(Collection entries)
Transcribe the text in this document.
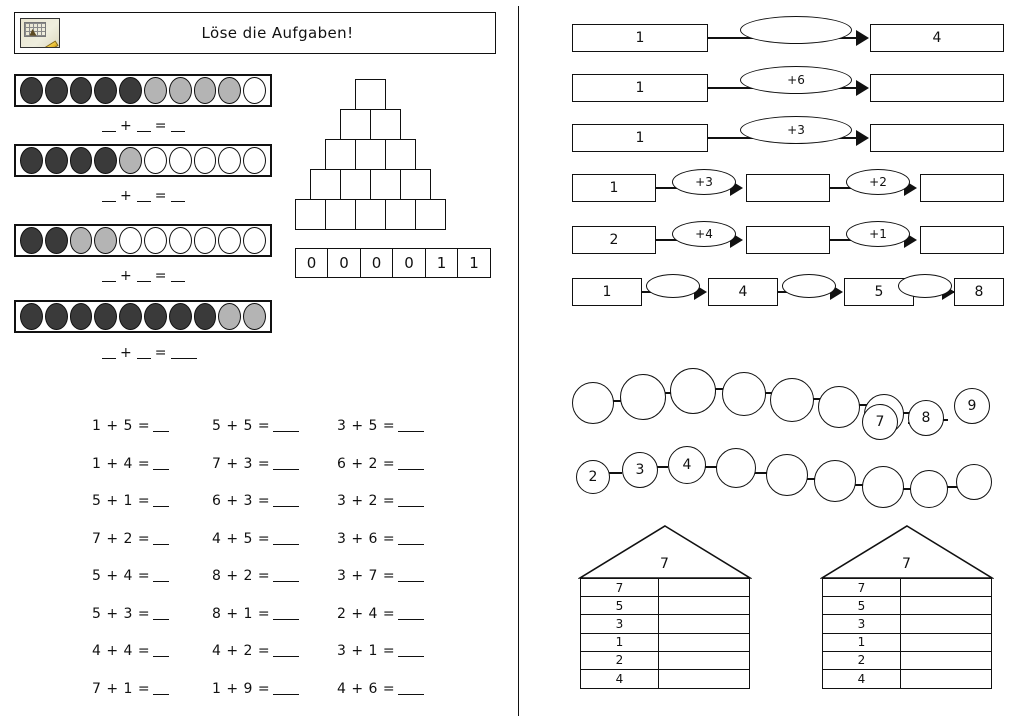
Löse die Aufgaben!
+ =
+ =
+ =
+ =
0	0	0	0	1	1
1 + 5 =
1 + 4 =
5 + 1 =
7 + 2 =
5 + 4 =
5 + 3 =
4 + 4 =
7 + 1 =
5 + 5 =
7 + 3 =
6 + 3 =
4 + 5 =
8 + 2 =
8 + 1 =
4 + 2 =
1 + 9 =
3 + 5 =
6 + 2 =
3 + 2 =
3 + 6 =
3 + 7 =
2 + 4 =
3 + 1 =
4 + 6 =
1	4
1	+6
1	+3
1	+3	+2
2	+4	+1
1	4	5	8
7	8
9
2	3	4
7
7
5
3
1
2
4
7
7
5
3
1
2
4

# [Prompt]
Apart from the pictures, the entries above are to be repeated in full and exactly.

# [Answer to the problem]
Transcribe the text in this document.
Löse die Aufgaben!
+ =
+ =
+ =
+ =
0	0	0	0	1	1
1 + 5 =
1 + 4 =
5 + 1 =
7 + 2 =
5 + 4 =
5 + 3 =
4 + 4 =
7 + 1 =
5 + 5 =
7 + 3 =
6 + 3 =
4 + 5 =
8 + 2 =
8 + 1 =
4 + 2 =
1 + 9 =
3 + 5 =
6 + 2 =
3 + 2 =
3 + 6 =
3 + 7 =
2 + 4 =
3 + 1 =
4 + 6 =
1	4
1	+6
1	+3
1	+3	+2
2	+4	+1
1	4	5	8
7	8
9
2	3	4
7
7
5
3
1
2
4
7
7
5
3
1
2
4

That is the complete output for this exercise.